**Problem details**. Locate every line in the records below that holds the word "JSON" and return each one.

[start Data for processing]

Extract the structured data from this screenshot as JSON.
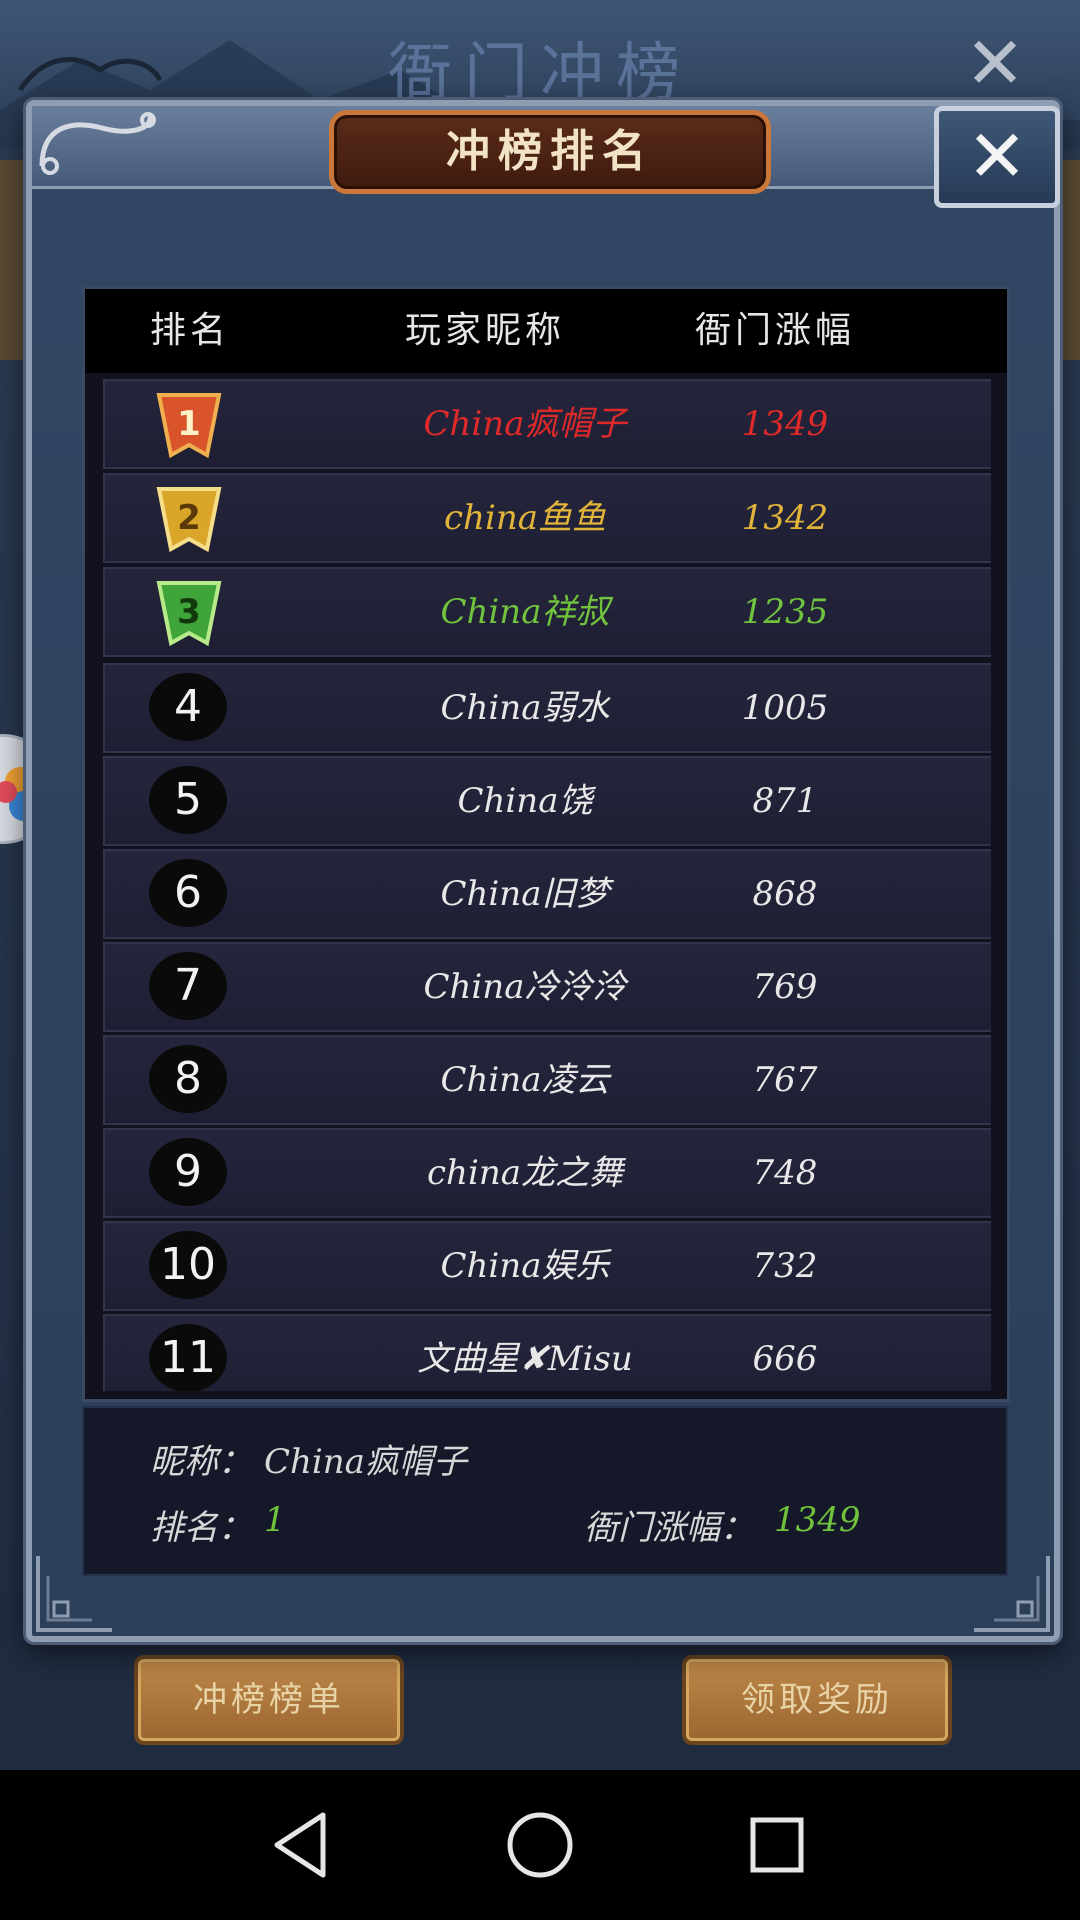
{
  "background": {
    "title": "衙门冲榜",
    "close_glyph": "✕",
    "buttons": {
      "left_label": "冲榜榜单",
      "right_label": "领取奖励"
    }
  },
  "modal": {
    "title": "冲榜排名",
    "close_glyph": "✕",
    "columns": {
      "rank": "排名",
      "name": "玩家昵称",
      "gain": "衙门涨幅"
    },
    "rows": [
      {
        "rank": "1",
        "name": "China疯帽子",
        "gain": "1349",
        "color": "#e02a2a"
      },
      {
        "rank": "2",
        "name": "china鱼鱼",
        "gain": "1342",
        "color": "#e2b53a"
      },
      {
        "rank": "3",
        "name": "China祥叔",
        "gain": "1235",
        "color": "#71c33e"
      },
      {
        "rank": "4",
        "name": "China弱水",
        "gain": "1005",
        "color": "#e8e8e8"
      },
      {
        "rank": "5",
        "name": "China饶",
        "gain": "871",
        "color": "#e8e8e8"
      },
      {
        "rank": "6",
        "name": "China旧梦",
        "gain": "868",
        "color": "#e8e8e8"
      },
      {
        "rank": "7",
        "name": "China冷泠泠",
        "gain": "769",
        "color": "#e8e8e8"
      },
      {
        "rank": "8",
        "name": "China凌云",
        "gain": "767",
        "color": "#e8e8e8"
      },
      {
        "rank": "9",
        "name": "china龙之舞",
        "gain": "748",
        "color": "#e8e8e8"
      },
      {
        "rank": "10",
        "name": "China娱乐",
        "gain": "732",
        "color": "#e8e8e8"
      },
      {
        "rank": "11",
        "name": "文曲星✘Misu",
        "gain": "666",
        "color": "#e8e8e8"
      }
    ],
    "self": {
      "nickname_label": "昵称：",
      "nickname": "China疯帽子",
      "rank_label": "排名：",
      "rank": "1",
      "gain_label": "衙门涨幅：",
      "gain": "1349"
    }
  },
  "colors": {
    "highlight_value": "#71c33e"
  },
  "icons": {
    "nav": [
      "back-icon",
      "home-icon",
      "recent-apps-icon"
    ]
  }
}
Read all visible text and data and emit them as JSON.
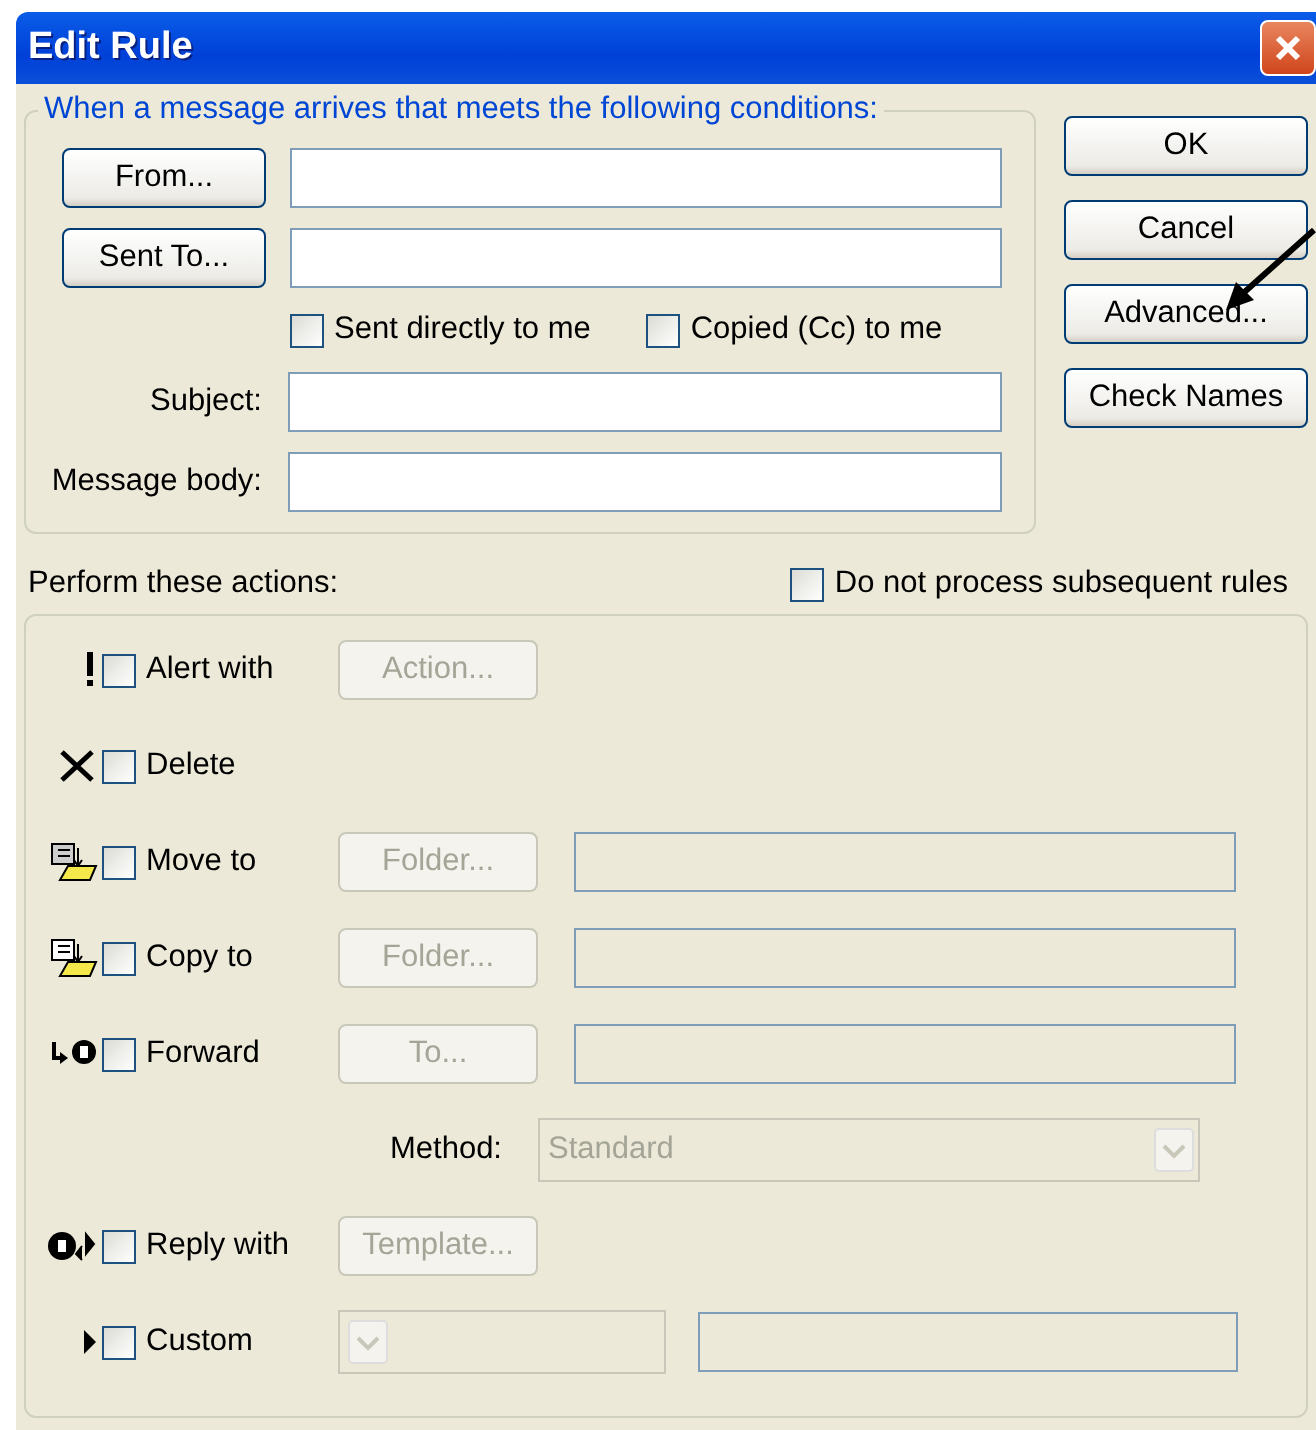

[end Data for processing]

**Reply**.
Extract the structured data from this screenshot as JSON.
Read all visible text and data and emit them as JSON.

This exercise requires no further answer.